#### [Exercise directions]
Search the listing for the string "comment" and copy every line that contains it.

|---|

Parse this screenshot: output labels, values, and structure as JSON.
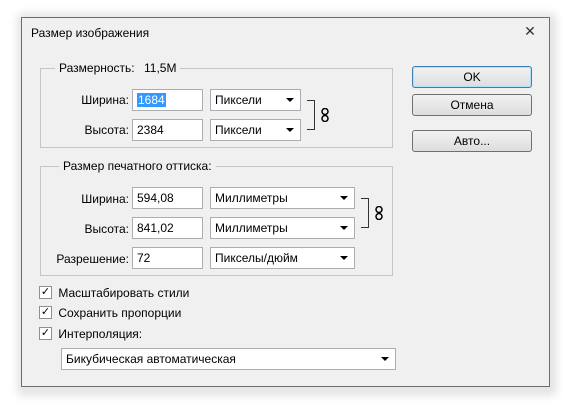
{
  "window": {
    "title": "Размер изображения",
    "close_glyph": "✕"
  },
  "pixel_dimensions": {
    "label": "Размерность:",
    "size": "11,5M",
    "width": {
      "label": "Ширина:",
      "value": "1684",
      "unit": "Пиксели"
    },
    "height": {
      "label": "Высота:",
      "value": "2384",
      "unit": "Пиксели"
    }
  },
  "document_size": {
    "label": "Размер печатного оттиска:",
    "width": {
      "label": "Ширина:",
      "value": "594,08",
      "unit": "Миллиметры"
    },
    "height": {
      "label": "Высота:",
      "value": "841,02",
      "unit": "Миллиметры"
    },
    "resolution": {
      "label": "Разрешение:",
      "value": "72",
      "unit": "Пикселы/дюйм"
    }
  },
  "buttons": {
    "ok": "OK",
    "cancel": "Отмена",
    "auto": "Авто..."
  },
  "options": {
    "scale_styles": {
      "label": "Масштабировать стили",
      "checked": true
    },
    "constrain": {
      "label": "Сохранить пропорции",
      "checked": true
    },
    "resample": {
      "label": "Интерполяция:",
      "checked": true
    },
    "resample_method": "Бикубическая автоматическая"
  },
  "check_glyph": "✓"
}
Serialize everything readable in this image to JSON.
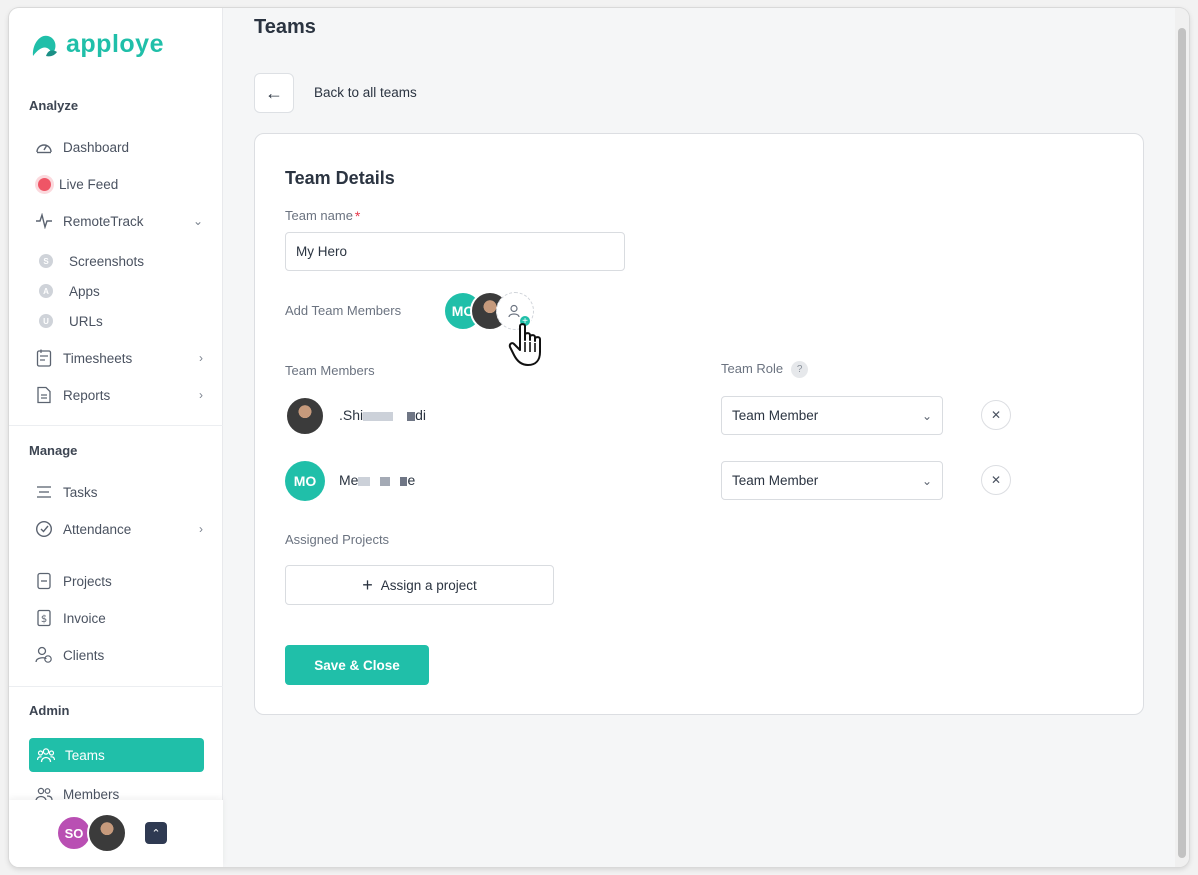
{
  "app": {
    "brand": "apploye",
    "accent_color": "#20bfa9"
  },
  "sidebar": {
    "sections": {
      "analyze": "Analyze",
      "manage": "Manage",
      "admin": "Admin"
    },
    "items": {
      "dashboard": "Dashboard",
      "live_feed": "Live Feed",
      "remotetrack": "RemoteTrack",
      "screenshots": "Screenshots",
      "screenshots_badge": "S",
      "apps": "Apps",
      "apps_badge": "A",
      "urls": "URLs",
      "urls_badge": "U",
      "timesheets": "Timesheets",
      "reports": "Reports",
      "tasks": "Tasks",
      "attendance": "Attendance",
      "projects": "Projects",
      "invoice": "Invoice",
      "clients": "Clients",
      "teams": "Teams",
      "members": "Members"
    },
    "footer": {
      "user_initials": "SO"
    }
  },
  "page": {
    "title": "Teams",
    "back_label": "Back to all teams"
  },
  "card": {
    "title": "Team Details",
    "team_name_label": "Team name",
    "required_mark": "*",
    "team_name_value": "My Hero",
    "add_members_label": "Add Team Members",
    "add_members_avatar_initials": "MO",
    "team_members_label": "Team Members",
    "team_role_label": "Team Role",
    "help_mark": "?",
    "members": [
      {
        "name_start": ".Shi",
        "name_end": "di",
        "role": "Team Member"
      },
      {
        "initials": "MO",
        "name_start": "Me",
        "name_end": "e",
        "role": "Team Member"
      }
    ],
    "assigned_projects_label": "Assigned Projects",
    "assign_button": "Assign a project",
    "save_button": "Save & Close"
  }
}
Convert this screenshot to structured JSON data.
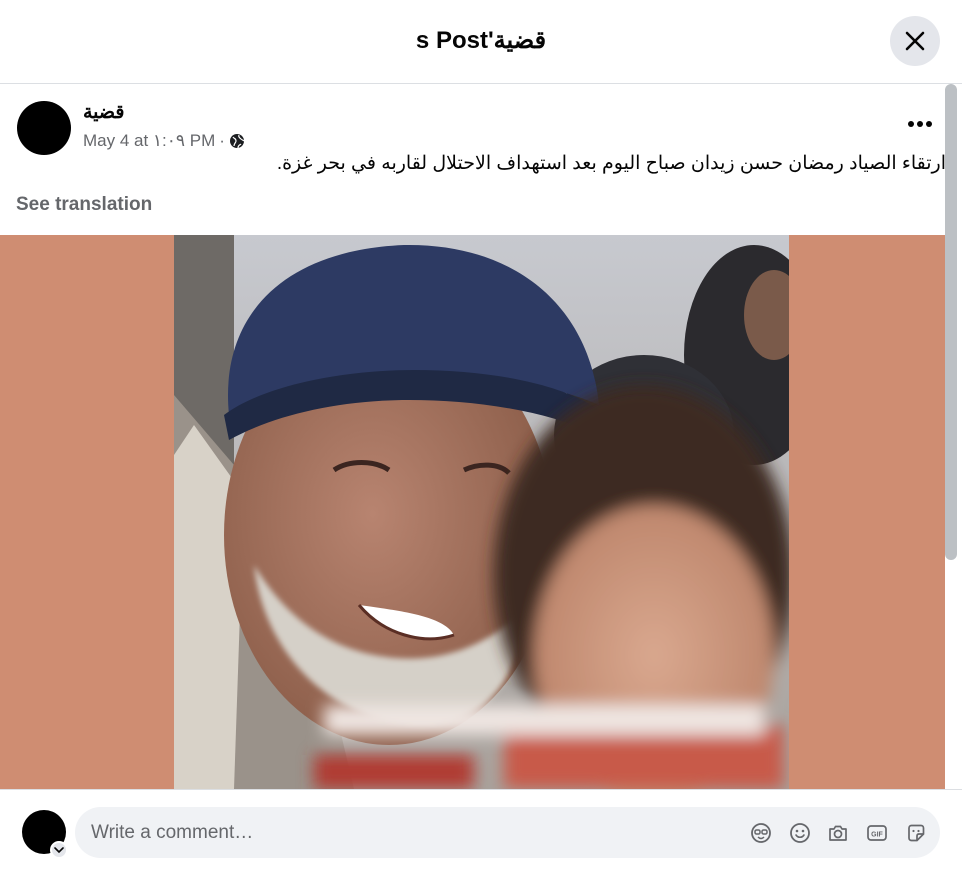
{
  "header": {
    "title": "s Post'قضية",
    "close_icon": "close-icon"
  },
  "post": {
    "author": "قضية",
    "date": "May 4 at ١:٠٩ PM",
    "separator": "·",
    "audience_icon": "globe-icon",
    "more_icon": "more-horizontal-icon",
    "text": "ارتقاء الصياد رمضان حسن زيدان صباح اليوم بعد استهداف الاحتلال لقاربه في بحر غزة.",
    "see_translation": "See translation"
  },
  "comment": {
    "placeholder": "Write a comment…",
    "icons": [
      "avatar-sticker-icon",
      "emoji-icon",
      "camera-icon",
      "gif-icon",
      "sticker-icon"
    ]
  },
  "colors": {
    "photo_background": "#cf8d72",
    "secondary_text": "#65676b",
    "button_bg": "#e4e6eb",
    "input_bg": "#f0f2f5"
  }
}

|---|

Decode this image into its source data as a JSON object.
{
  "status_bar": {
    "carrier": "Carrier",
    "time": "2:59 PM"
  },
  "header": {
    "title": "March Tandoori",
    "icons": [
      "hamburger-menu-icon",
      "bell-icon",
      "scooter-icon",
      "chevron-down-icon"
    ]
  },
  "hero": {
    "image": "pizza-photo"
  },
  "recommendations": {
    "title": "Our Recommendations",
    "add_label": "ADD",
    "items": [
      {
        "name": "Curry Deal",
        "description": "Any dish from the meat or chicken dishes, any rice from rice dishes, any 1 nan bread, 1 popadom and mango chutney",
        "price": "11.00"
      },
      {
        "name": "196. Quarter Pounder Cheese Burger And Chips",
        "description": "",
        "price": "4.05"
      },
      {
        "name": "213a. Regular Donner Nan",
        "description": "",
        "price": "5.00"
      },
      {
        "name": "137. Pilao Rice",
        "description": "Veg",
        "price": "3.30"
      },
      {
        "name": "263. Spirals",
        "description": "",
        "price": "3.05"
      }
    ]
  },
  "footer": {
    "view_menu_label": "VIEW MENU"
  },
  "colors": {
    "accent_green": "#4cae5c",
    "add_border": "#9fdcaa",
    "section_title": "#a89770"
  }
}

|---|

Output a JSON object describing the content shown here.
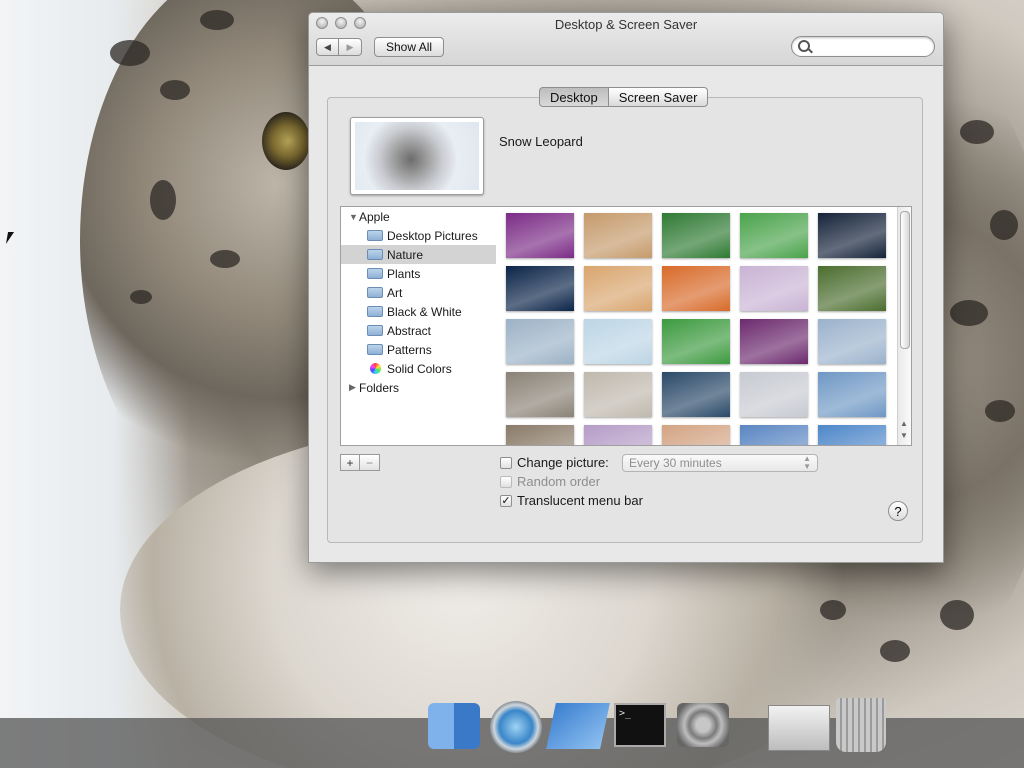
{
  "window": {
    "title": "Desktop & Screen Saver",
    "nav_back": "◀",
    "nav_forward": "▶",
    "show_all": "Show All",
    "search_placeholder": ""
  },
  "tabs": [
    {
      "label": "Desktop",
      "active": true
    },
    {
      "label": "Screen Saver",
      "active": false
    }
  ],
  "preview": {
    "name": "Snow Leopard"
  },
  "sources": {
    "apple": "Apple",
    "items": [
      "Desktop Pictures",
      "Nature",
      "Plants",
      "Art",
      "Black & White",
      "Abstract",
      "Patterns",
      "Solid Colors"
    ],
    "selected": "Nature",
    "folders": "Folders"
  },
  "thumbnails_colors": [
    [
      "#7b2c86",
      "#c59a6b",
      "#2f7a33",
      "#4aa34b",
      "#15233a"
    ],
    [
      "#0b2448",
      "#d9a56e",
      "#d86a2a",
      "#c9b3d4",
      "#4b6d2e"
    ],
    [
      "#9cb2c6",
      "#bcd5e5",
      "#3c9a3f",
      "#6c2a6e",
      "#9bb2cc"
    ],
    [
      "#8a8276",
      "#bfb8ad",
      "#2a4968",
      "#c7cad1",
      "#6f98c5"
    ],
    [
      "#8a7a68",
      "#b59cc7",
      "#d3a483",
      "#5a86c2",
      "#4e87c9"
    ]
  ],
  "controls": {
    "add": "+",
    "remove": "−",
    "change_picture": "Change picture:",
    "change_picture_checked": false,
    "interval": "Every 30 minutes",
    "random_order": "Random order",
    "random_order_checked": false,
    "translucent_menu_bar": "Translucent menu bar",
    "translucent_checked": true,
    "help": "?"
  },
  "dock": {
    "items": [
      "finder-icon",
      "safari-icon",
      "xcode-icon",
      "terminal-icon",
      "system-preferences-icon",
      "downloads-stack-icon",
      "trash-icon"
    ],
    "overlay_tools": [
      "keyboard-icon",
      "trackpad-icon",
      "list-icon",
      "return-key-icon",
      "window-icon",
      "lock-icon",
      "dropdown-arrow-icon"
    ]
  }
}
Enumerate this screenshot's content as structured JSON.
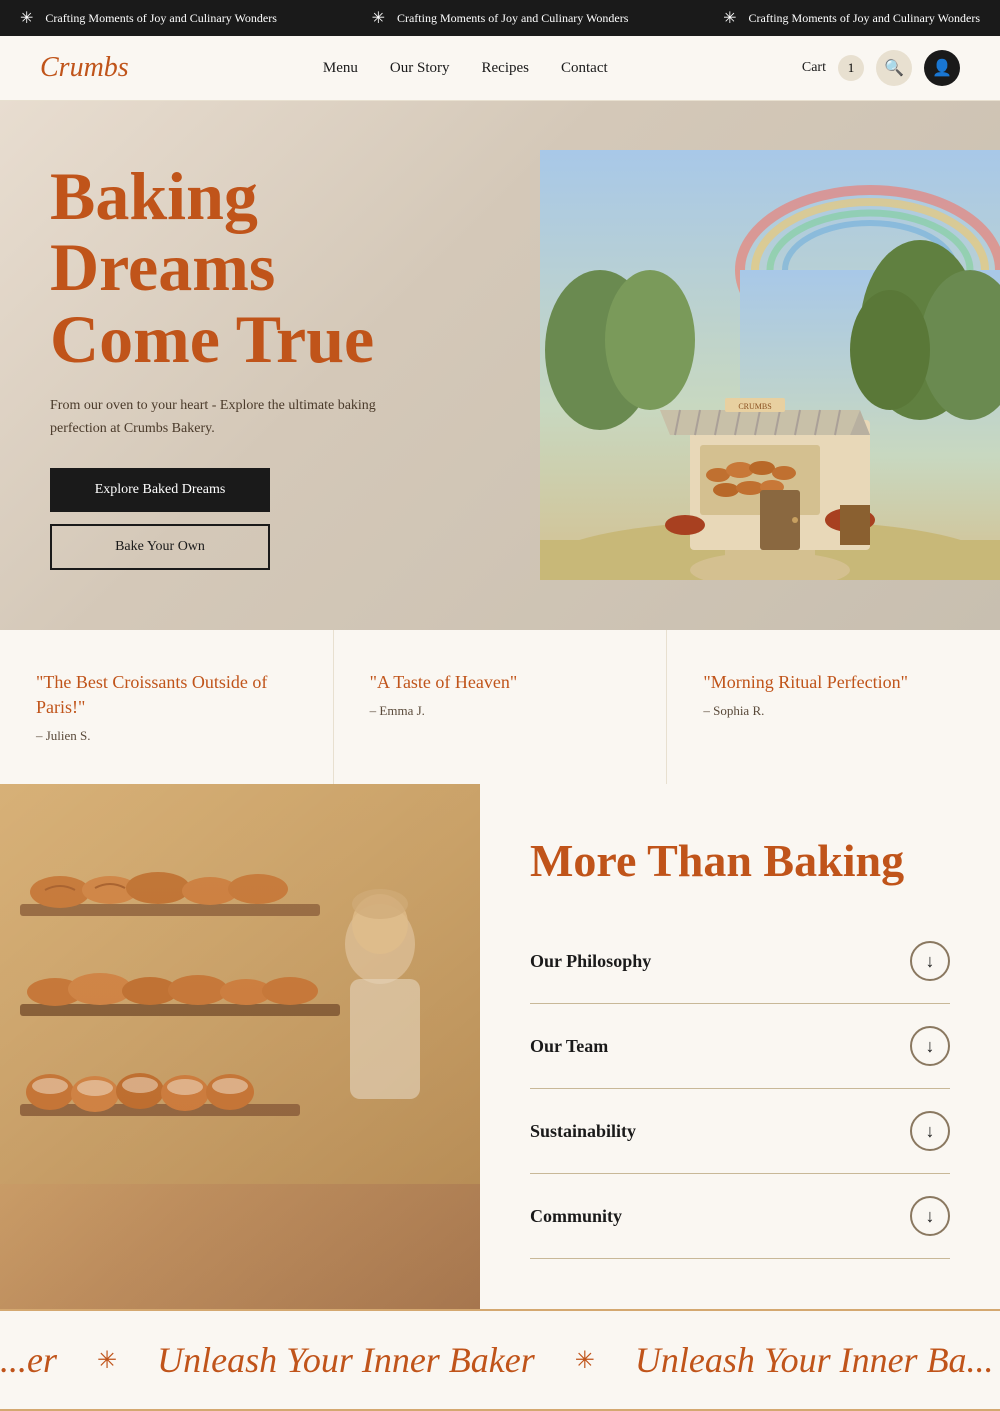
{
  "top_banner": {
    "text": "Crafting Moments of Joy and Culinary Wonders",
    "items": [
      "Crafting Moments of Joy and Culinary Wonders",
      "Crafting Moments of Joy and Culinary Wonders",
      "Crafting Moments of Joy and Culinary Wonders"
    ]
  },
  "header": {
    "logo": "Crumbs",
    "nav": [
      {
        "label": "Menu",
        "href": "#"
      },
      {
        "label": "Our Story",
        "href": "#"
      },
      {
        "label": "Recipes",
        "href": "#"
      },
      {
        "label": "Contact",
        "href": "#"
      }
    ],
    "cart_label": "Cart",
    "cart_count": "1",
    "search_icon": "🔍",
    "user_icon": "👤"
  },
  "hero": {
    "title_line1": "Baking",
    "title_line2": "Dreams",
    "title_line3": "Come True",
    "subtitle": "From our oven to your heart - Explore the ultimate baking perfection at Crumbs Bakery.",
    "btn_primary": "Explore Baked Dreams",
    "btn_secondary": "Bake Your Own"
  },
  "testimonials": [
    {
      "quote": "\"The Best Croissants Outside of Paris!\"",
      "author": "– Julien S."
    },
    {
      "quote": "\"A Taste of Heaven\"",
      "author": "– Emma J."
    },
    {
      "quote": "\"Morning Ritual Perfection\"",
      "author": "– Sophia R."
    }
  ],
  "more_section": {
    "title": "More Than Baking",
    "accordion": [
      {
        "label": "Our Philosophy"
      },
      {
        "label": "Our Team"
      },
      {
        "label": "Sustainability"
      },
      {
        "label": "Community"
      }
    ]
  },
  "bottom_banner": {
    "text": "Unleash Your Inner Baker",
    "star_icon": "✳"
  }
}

|---|

#### [Problem solution]
  "comment": {
    "placeholder": "Write a comment…",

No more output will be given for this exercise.